START Extracted records

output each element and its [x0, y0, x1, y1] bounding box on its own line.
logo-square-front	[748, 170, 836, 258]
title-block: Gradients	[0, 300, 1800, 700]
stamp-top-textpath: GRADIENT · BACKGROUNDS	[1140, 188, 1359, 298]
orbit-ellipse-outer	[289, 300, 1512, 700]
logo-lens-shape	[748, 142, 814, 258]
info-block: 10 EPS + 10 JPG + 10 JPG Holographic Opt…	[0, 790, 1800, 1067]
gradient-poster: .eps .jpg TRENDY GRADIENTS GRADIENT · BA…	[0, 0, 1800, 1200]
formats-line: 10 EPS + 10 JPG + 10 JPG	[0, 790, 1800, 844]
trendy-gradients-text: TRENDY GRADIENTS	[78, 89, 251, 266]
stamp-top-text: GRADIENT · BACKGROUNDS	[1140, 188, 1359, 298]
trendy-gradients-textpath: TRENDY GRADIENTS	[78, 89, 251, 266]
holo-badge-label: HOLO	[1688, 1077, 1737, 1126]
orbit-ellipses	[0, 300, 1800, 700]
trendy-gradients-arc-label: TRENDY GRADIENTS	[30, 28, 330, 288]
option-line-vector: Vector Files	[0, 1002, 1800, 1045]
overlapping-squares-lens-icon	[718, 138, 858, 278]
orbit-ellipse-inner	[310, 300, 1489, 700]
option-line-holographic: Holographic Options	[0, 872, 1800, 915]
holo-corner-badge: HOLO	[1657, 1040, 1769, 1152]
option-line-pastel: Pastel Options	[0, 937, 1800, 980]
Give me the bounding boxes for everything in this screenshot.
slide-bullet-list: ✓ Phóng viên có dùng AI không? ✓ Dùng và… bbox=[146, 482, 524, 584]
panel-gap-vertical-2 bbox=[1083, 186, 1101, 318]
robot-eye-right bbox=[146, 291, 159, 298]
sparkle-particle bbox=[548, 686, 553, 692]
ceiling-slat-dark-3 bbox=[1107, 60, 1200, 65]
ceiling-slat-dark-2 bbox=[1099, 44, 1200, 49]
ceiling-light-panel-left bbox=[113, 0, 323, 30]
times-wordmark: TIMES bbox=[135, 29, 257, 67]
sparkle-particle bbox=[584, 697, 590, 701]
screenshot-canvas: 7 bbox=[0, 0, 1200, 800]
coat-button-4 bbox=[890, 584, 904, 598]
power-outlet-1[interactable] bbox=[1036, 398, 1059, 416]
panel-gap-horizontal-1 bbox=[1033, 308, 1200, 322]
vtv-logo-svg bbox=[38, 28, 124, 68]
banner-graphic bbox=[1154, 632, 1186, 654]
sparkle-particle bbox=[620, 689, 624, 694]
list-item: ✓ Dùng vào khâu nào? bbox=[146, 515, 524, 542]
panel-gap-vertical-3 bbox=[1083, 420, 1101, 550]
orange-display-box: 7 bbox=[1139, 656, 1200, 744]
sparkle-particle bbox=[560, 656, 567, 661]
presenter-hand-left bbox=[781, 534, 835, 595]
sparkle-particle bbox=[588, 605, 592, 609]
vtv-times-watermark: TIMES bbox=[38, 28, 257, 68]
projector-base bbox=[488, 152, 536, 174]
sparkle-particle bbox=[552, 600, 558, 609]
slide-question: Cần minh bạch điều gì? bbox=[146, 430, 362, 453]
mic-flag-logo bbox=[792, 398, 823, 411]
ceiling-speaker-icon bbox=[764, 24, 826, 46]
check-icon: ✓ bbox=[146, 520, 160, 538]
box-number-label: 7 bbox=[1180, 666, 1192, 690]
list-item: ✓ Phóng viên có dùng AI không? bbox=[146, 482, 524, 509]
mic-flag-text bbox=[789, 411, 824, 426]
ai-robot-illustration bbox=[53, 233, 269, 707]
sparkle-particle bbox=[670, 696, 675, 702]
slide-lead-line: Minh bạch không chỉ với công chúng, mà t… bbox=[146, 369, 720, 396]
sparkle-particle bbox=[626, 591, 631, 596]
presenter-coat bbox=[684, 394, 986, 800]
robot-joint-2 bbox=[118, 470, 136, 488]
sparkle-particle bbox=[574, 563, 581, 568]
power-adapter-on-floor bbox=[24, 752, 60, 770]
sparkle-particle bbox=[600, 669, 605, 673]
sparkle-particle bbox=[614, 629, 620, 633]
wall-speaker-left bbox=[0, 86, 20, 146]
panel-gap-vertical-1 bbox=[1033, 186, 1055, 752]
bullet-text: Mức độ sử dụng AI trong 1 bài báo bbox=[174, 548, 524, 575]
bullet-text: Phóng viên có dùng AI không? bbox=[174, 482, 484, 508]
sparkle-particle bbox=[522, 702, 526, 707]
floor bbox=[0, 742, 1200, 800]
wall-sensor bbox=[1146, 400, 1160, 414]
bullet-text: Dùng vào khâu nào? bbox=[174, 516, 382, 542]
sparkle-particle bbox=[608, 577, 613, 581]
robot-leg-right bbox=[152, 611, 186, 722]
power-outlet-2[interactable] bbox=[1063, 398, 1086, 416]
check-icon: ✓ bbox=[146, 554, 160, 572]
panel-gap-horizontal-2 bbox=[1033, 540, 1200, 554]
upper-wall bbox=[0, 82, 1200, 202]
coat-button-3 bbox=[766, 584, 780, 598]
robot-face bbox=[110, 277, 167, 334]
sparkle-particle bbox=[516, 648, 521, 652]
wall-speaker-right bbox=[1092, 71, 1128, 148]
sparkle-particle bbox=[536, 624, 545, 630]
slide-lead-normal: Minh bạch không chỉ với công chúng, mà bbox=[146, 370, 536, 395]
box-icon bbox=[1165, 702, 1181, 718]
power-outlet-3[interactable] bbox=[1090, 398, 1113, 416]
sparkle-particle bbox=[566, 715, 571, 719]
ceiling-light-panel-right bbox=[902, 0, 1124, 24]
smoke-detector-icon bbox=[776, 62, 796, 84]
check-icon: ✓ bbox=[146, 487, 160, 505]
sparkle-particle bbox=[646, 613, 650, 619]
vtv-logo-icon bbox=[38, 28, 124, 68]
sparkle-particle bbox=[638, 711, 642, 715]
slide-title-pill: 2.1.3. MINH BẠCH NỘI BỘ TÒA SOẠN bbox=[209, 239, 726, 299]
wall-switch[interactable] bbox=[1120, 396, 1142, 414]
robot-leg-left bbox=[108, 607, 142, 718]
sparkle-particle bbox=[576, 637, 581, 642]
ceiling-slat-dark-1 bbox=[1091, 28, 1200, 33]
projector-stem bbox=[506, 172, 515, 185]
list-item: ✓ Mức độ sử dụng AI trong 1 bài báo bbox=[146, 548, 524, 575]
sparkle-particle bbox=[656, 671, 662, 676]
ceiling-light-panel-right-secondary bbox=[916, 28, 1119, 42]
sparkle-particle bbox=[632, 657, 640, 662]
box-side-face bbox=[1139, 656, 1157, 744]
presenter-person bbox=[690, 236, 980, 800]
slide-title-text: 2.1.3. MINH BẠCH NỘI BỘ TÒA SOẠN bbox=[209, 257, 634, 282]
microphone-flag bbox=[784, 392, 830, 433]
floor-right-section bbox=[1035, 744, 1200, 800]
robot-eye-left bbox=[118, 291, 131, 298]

END Extracted records

• _Work to do_:
Render the lines of the listing above as a JSON list of strings, one string per line with blank lines omitted. Start at the first line of the listing and end at the line containing "142, 814, 258]", with both of those lines included.

• _Answer for the task_:
[
  "output each element and its [x0, y0, x1, y1] bounding box on its own line.",
  "logo-square-front\t[748, 170, 836, 258]",
  "title-block: Gradients\t[0, 300, 1800, 700]",
  "stamp-top-textpath: GRADIENT · BACKGROUNDS\t[1140, 188, 1359, 298]",
  "orbit-ellipse-outer\t[289, 300, 1512, 700]",
  "logo-lens-shape\t[748, 142, 814, 258]"
]